| What is expected |
Quote all of the data exactly as given. Skip every picture it contains.

| The records |
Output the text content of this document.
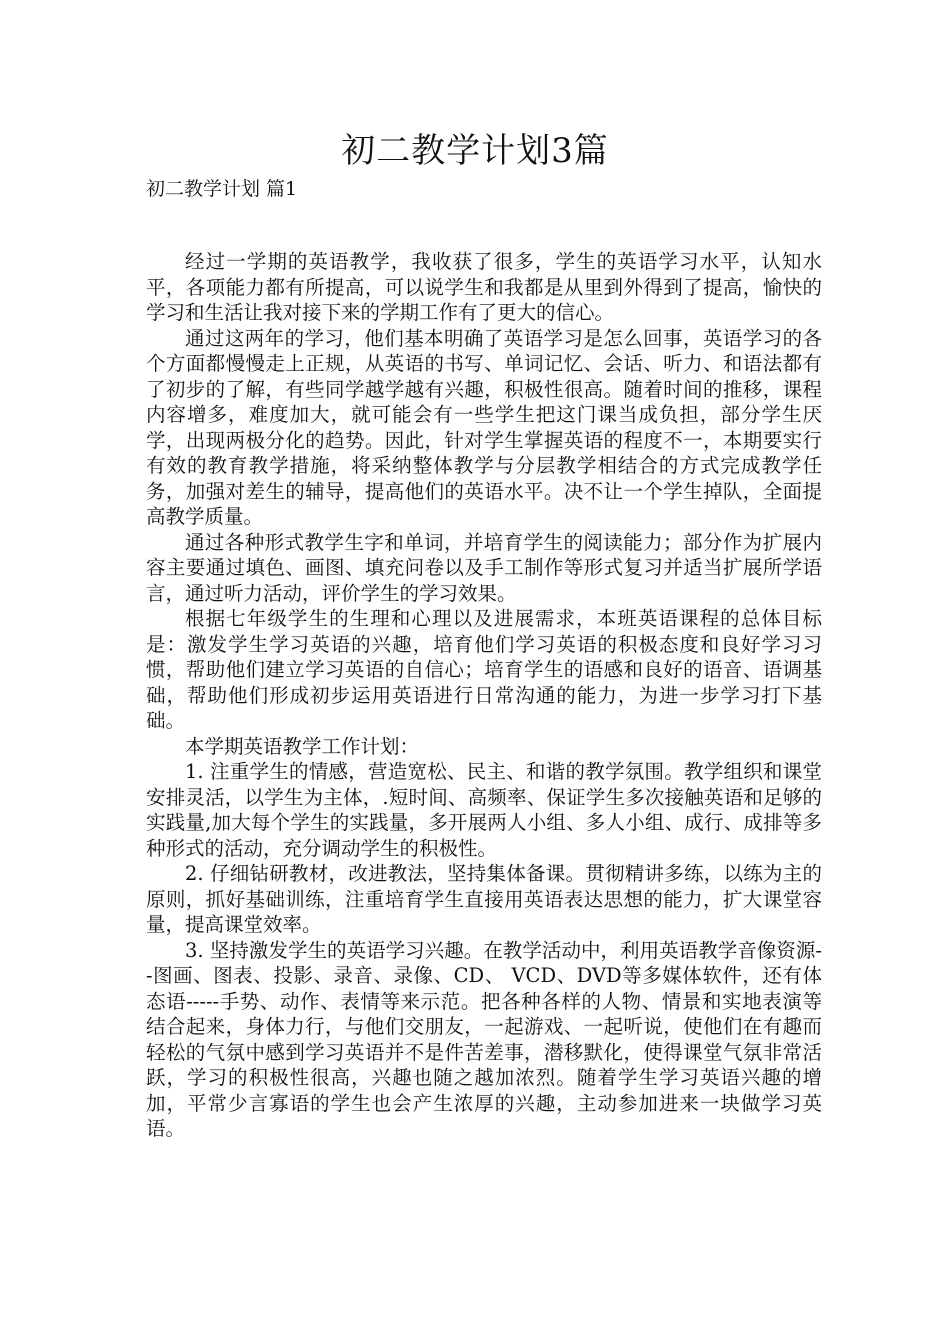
初二教学计划3篇

初二教学计划 篇1

经过一学期的英语教学，我收获了很多，学生的英语学习水平，认知水平，各项能力都有所提高，可以说学生和我都是从里到外得到了提高，愉快的学习和生活让我对接下来的学期工作有了更大的信心。

通过这两年的学习，他们基本明确了英语学习是怎么回事，英语学习的各个方面都慢慢走上正规，从英语的书写、单词记忆、会话、听力、和语法都有了初步的了解，有些同学越学越有兴趣，积极性很高。随着时间的推移，课程内容增多，难度加大，就可能会有一些学生把这门课当成负担，部分学生厌学，出现两极分化的趋势。因此，针对学生掌握英语的程度不一，本期要实行有效的教育教学措施，将采纳整体教学与分层教学相结合的方式完成教学任务，加强对差生的辅导，提高他们的英语水平。决不让一个学生掉队，全面提高教学质量。

通过各种形式教学生字和单词，并培育学生的阅读能力；部分作为扩展内容主要通过填色、画图、填充问卷以及手工制作等形式复习并适当扩展所学语言，通过听力活动，评价学生的学习效果。

根据七年级学生的生理和心理以及进展需求，本班英语课程的总体目标是：激发学生学习英语的兴趣，培育他们学习英语的积极态度和良好学习习惯，帮助他们建立学习英语的自信心；培育学生的语感和良好的语音、语调基础，帮助他们形成初步运用英语进行日常沟通的能力，为进一步学习打下基础。

本学期英语教学工作计划：

1. 注重学生的情感，营造宽松、民主、和谐的教学氛围。教学组织和课堂安排灵活，以学生为主体，.短时间、高频率、保证学生多次接触英语和足够的实践量,加大每个学生的实践量，多开展两人小组、多人小组、成行、成排等多种形式的活动，充分调动学生的积极性。

2. 仔细钻研教材，改进教法，坚持集体备课。贯彻精讲多练，以练为主的原则，抓好基础训练，注重培育学生直接用英语表达思想的能力，扩大课堂容量，提高课堂效率。

3. 坚持激发学生的英语学习兴趣。在教学活动中，利用英语教学音像资源--图画、图表、投影、录音、录像、CD、 VCD、DVD等多媒体软件，还有体态语-----手势、动作、表情等来示范。把各种各样的人物、情景和实地表演等结合起来，身体力行，与他们交朋友，一起游戏、一起听说，使他们在有趣而轻松的气氛中感到学习英语并不是件苦差事，潜移默化，使得课堂气氛非常活跃，学习的积极性很高，兴趣也随之越加浓烈。随着学生学习英语兴趣的增加，平常少言寡语的学生也会产生浓厚的兴趣，主动参加进来一块做学习英语。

| Solution to this exercise |
Output the text content of this document.
初二教学计划3篇

初二教学计划 篇1

经过一学期的英语教学，我收获了很多，学生的英语学习水平，认知水平，各项能力都有所提高，可以说学生和我都是从里到外得到了提高，愉快的学习和生活让我对接下来的学期工作有了更大的信心。

通过这两年的学习，他们基本明确了英语学习是怎么回事，英语学习的各个方面都慢慢走上正规，从英语的书写、单词记忆、会话、听力、和语法都有了初步的了解，有些同学越学越有兴趣，积极性很高。随着时间的推移，课程内容增多，难度加大，就可能会有一些学生把这门课当成负担，部分学生厌学，出现两极分化的趋势。因此，针对学生掌握英语的程度不一，本期要实行有效的教育教学措施，将采纳整体教学与分层教学相结合的方式完成教学任务，加强对差生的辅导，提高他们的英语水平。决不让一个学生掉队，全面提高教学质量。

通过各种形式教学生字和单词，并培育学生的阅读能力；部分作为扩展内容主要通过填色、画图、填充问卷以及手工制作等形式复习并适当扩展所学语言，通过听力活动，评价学生的学习效果。

根据七年级学生的生理和心理以及进展需求，本班英语课程的总体目标是：激发学生学习英语的兴趣，培育他们学习英语的积极态度和良好学习习惯，帮助他们建立学习英语的自信心；培育学生的语感和良好的语音、语调基础，帮助他们形成初步运用英语进行日常沟通的能力，为进一步学习打下基础。

本学期英语教学工作计划：

1. 注重学生的情感，营造宽松、民主、和谐的教学氛围。教学组织和课堂安排灵活，以学生为主体，.短时间、高频率、保证学生多次接触英语和足够的实践量,加大每个学生的实践量，多开展两人小组、多人小组、成行、成排等多种形式的活动，充分调动学生的积极性。

2. 仔细钻研教材，改进教法，坚持集体备课。贯彻精讲多练，以练为主的原则，抓好基础训练，注重培育学生直接用英语表达思想的能力，扩大课堂容量，提高课堂效率。

3. 坚持激发学生的英语学习兴趣。在教学活动中，利用英语教学音像资源--图画、图表、投影、录音、录像、CD、 VCD、DVD等多媒体软件，还有体态语-----手势、动作、表情等来示范。把各种各样的人物、情景和实地表演等结合起来，身体力行，与他们交朋友，一起游戏、一起听说，使他们在有趣而轻松的气氛中感到学习英语并不是件苦差事，潜移默化，使得课堂气氛非常活跃，学习的积极性很高，兴趣也随之越加浓烈。随着学生学习英语兴趣的增加，平常少言寡语的学生也会产生浓厚的兴趣，主动参加进来一块做学习英语。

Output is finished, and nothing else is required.